> [WHAT IS BEING ASKED] Only lines holding the string "true" are wanted; copy each one from the material.

>>

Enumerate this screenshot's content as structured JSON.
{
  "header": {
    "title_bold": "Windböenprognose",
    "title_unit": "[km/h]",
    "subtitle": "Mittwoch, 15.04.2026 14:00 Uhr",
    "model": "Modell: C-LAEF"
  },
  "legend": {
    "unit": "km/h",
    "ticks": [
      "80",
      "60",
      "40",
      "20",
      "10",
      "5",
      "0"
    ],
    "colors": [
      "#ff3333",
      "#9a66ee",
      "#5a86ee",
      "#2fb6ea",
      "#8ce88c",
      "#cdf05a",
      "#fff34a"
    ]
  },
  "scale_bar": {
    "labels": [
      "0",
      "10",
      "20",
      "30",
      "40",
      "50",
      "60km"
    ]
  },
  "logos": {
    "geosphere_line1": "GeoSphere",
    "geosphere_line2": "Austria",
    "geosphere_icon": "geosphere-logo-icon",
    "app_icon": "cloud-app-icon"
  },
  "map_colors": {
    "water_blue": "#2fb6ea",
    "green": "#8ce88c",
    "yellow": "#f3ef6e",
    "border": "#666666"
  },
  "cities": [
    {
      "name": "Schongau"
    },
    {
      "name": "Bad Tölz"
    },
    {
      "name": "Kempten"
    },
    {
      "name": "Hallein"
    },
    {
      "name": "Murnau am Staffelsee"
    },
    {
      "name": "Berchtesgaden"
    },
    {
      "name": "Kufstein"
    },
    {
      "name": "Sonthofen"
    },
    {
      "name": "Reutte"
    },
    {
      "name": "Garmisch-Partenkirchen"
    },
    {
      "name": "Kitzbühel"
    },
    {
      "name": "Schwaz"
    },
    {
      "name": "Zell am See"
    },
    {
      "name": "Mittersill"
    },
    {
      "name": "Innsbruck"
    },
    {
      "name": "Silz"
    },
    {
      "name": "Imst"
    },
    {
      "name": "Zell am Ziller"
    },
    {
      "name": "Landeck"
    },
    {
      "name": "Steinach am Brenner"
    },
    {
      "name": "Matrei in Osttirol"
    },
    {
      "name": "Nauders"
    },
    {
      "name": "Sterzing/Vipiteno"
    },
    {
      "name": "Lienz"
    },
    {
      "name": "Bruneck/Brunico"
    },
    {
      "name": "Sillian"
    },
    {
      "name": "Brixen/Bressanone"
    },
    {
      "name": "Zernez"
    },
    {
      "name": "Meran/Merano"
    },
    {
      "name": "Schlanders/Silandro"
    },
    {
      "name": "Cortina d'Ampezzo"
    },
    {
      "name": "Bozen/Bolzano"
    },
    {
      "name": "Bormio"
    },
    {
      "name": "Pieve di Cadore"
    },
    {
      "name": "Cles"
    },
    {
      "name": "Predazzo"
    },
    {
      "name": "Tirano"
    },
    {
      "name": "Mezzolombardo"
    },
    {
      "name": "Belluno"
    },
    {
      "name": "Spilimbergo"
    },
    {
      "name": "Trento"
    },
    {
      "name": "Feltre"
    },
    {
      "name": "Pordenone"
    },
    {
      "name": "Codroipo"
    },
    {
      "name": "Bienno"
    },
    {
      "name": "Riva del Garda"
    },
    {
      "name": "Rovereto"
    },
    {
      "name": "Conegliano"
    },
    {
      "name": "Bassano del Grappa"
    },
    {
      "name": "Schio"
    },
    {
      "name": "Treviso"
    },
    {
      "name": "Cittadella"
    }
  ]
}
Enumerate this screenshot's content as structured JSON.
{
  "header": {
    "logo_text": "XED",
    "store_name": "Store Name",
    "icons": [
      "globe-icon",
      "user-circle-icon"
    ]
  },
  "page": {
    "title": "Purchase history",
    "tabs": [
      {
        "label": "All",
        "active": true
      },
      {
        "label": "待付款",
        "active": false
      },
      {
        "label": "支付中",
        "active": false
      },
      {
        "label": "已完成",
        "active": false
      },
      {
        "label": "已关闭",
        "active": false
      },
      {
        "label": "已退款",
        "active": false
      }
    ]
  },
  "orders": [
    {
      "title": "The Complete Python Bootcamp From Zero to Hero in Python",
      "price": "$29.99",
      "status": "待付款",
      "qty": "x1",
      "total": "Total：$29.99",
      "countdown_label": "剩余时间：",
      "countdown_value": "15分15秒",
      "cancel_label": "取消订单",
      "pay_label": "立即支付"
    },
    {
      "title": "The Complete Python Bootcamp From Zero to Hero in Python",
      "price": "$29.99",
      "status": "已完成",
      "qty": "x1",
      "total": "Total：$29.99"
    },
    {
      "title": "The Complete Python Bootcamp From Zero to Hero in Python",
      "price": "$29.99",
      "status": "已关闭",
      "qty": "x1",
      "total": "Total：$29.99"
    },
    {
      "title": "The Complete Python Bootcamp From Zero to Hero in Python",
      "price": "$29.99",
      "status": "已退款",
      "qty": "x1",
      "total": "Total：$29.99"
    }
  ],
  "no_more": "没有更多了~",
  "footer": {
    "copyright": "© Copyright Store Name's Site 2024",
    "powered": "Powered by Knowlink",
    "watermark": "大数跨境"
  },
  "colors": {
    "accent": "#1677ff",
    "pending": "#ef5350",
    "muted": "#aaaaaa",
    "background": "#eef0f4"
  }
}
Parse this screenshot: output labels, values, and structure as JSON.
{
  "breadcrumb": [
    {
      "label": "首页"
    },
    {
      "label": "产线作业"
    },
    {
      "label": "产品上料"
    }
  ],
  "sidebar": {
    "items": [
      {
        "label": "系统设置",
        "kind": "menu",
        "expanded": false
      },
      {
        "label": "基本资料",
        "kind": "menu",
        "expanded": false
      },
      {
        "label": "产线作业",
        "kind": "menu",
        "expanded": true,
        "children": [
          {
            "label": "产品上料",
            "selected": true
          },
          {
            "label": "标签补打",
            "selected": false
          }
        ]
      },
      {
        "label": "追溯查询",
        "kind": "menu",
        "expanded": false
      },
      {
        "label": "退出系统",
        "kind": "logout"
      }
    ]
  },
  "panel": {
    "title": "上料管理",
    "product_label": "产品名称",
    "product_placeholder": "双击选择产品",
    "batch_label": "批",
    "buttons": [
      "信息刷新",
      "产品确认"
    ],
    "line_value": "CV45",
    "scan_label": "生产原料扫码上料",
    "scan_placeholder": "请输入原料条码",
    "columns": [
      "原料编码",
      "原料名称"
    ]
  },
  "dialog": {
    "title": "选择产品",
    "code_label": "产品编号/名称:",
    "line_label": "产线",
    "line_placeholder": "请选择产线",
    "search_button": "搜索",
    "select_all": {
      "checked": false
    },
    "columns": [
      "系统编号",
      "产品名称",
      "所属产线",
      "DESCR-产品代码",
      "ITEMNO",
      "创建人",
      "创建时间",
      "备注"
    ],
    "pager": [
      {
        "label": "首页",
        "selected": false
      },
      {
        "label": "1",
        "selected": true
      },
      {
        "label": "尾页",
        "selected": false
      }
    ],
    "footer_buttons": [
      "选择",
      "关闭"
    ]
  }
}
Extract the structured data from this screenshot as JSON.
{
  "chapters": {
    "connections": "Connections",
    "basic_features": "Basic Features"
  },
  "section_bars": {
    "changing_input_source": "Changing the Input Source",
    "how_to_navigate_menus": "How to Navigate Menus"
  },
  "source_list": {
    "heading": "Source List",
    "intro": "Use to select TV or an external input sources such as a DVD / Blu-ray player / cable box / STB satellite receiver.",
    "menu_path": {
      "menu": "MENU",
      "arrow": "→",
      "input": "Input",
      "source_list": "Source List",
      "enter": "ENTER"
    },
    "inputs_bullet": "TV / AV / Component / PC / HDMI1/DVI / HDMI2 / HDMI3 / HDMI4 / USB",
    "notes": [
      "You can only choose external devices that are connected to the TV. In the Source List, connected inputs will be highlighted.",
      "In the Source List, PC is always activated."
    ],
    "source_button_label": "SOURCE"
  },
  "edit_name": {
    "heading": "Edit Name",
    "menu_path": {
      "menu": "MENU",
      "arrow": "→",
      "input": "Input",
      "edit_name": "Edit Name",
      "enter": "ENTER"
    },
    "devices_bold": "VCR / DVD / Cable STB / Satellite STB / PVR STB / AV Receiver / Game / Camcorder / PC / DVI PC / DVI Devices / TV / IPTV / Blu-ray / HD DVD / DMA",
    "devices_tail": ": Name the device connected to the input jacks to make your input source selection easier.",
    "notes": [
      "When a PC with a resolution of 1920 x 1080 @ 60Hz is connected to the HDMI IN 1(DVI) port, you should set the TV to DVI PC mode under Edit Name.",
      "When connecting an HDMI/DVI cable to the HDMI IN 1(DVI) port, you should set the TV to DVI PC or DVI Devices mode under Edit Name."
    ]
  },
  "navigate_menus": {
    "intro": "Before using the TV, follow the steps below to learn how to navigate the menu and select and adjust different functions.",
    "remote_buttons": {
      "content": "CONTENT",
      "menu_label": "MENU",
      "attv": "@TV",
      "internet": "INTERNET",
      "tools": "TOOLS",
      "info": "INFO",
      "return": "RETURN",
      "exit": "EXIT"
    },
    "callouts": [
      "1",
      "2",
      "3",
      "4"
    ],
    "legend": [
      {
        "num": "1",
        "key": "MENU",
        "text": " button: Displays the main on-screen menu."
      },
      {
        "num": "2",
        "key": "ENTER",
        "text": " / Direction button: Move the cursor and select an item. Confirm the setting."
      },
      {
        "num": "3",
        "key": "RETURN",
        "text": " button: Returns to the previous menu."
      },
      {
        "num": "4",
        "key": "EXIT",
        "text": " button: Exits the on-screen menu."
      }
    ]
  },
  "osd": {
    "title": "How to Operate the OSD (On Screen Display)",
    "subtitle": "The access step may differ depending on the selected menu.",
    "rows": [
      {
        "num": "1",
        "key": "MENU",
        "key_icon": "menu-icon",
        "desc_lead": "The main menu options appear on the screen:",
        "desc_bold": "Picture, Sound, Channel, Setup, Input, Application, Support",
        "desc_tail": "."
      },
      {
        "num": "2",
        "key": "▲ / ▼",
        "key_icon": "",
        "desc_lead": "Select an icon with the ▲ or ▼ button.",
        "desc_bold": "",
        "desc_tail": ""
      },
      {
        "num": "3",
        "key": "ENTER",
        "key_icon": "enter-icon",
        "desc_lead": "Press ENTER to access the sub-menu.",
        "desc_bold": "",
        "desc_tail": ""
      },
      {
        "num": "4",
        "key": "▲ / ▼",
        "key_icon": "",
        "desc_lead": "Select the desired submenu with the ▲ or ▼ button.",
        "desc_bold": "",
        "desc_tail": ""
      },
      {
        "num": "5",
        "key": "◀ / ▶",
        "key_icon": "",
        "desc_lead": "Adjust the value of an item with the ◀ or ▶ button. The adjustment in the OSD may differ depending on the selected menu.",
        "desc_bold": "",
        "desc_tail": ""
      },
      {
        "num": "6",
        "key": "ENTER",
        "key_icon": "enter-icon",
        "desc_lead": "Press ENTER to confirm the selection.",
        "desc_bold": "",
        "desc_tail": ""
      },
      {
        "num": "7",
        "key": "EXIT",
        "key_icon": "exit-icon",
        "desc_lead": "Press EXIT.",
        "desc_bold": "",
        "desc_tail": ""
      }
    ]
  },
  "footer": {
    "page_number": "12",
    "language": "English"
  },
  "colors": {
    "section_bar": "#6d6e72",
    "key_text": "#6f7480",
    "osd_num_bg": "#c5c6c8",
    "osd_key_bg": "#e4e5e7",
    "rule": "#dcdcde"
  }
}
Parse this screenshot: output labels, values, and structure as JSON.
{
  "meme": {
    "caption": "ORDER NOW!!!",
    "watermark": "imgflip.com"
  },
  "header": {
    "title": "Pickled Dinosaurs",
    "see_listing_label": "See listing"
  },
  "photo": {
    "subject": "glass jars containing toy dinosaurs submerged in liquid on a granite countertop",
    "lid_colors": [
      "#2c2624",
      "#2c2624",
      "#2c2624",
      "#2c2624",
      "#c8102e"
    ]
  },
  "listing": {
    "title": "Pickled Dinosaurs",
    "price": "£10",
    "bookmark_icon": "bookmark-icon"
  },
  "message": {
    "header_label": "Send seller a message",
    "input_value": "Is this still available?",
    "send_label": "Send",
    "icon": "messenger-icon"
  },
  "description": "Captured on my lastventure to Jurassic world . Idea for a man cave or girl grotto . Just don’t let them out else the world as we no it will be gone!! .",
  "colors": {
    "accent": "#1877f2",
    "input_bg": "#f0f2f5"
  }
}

<<

> [OUTPUT BELOW]
        "active": true
        "expanded": true,
            "selected": true
        "selected": true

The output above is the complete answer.